__What you have to do__
Scan the data. Collect each line that contains the word "update".

— start of Supplied records —

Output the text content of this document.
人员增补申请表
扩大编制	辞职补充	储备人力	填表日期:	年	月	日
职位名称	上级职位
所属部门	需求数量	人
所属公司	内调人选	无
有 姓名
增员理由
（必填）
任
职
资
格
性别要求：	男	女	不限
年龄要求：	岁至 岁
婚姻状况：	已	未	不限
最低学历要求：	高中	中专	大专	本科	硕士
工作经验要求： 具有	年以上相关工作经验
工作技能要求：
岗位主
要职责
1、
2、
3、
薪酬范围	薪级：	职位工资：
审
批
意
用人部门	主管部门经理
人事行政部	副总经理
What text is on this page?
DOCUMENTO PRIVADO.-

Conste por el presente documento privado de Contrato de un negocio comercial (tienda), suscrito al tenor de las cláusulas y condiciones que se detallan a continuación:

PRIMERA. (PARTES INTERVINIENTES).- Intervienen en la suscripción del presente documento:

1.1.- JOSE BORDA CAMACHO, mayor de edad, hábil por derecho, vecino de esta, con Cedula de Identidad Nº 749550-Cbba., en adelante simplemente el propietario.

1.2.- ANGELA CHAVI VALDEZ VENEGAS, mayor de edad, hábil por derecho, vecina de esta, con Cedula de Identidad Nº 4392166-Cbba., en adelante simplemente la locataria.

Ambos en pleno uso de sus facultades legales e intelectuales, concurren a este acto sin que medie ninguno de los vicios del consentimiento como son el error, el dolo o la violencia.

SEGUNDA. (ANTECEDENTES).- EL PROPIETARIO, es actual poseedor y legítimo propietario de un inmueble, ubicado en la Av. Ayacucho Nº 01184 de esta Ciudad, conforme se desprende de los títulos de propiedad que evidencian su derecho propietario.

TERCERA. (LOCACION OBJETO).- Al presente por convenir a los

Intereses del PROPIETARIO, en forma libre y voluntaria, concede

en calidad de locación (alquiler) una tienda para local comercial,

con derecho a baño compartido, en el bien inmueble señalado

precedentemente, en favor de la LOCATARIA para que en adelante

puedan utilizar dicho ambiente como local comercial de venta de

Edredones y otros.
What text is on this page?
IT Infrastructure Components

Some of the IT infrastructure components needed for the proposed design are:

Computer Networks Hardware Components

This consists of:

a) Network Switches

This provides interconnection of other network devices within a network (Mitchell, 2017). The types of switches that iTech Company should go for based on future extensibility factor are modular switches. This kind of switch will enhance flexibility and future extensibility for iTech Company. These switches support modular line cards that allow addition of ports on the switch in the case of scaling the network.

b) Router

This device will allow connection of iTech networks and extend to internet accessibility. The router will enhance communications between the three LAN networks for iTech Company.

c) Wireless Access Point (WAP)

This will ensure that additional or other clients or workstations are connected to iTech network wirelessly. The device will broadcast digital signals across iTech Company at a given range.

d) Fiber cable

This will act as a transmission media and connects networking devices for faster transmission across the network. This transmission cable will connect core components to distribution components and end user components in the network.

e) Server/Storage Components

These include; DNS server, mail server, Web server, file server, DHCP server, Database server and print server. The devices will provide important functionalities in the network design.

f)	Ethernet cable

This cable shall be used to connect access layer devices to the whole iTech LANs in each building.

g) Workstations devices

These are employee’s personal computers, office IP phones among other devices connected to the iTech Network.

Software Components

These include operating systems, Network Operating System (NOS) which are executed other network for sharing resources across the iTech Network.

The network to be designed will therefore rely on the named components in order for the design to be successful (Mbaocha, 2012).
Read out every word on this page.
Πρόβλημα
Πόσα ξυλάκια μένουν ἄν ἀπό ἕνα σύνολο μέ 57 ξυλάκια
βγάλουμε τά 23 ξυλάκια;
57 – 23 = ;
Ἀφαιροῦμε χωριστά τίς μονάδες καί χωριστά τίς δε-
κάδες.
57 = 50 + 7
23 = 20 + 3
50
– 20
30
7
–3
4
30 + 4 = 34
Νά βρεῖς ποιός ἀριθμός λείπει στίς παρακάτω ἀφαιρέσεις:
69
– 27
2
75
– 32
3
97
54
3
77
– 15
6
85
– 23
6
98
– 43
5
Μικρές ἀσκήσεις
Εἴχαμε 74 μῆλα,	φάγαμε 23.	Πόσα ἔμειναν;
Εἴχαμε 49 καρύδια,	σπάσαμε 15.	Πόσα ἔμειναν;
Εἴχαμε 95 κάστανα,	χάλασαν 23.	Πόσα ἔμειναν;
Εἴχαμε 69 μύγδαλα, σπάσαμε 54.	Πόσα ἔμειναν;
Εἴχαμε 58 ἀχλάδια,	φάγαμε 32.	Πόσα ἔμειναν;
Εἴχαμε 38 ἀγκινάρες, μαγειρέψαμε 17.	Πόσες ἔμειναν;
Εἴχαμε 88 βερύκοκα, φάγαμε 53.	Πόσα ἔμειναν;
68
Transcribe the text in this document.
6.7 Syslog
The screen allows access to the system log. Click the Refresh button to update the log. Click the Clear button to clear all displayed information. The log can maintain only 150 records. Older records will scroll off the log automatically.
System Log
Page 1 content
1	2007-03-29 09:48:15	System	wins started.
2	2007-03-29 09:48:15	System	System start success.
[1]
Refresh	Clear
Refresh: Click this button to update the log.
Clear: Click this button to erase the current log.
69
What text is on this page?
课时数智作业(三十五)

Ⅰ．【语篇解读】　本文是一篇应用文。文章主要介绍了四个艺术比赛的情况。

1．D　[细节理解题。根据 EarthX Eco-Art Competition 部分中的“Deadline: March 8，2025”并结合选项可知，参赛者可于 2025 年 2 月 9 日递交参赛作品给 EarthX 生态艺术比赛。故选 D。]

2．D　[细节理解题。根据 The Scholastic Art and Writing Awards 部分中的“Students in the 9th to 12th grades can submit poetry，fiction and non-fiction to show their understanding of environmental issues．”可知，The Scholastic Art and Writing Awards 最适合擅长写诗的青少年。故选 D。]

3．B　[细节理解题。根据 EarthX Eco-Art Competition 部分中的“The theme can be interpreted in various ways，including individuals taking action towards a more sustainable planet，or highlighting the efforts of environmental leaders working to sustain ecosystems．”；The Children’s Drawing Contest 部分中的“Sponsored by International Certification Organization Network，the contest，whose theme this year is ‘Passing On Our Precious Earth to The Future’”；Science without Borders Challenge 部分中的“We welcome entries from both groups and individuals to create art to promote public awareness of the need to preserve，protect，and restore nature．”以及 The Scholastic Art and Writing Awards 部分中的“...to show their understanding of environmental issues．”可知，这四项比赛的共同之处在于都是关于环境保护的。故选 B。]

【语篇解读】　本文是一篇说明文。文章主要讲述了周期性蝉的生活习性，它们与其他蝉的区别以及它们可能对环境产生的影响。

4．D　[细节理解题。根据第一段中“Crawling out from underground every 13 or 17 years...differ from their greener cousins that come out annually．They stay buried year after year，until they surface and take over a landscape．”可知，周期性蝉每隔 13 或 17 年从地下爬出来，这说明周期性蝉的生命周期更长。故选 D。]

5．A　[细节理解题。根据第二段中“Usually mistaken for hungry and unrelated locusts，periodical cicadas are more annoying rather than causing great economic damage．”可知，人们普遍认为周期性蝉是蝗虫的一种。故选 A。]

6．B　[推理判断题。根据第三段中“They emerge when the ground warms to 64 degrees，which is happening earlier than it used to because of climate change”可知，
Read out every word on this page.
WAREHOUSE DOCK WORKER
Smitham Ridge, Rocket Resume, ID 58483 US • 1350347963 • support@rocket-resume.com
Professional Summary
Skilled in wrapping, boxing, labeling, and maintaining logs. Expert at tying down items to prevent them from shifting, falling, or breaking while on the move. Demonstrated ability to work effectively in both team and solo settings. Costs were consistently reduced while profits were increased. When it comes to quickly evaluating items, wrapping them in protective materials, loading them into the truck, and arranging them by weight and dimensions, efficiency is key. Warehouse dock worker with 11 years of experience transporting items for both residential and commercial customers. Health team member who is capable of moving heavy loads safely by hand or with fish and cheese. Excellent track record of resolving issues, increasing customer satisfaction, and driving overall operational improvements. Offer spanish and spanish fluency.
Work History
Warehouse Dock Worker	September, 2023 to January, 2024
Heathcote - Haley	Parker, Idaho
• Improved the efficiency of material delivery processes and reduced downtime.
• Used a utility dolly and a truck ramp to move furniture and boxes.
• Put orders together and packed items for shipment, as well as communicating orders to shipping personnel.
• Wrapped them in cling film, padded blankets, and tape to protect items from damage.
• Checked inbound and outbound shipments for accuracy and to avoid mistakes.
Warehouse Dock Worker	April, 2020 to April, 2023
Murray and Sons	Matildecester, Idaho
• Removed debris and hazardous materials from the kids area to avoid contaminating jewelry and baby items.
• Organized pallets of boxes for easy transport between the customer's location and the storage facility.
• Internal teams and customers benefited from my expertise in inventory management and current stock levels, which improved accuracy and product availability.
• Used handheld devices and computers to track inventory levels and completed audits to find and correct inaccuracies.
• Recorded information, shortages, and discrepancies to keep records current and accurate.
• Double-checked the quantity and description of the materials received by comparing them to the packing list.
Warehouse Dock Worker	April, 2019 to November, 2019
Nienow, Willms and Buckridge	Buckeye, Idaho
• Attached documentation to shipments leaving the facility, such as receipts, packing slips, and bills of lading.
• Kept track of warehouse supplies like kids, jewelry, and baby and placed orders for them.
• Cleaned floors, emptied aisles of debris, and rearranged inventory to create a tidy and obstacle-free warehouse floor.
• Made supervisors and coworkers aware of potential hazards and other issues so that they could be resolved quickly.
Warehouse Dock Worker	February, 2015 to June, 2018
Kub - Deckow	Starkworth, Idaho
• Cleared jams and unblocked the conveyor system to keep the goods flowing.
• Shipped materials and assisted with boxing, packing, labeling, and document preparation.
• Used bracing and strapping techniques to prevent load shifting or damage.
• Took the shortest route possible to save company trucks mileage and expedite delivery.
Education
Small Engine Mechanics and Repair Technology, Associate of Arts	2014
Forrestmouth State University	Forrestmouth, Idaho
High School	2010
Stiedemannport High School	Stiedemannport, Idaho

— end of Supplied records —

__Task answer__
The screen allows access to the system log. Click the Refresh button to update the log. Click the Clear button to clear all displayed information. The log can maintain only 150 records. Older records will scroll off the log automatically.
Refresh: Click this button to update the log.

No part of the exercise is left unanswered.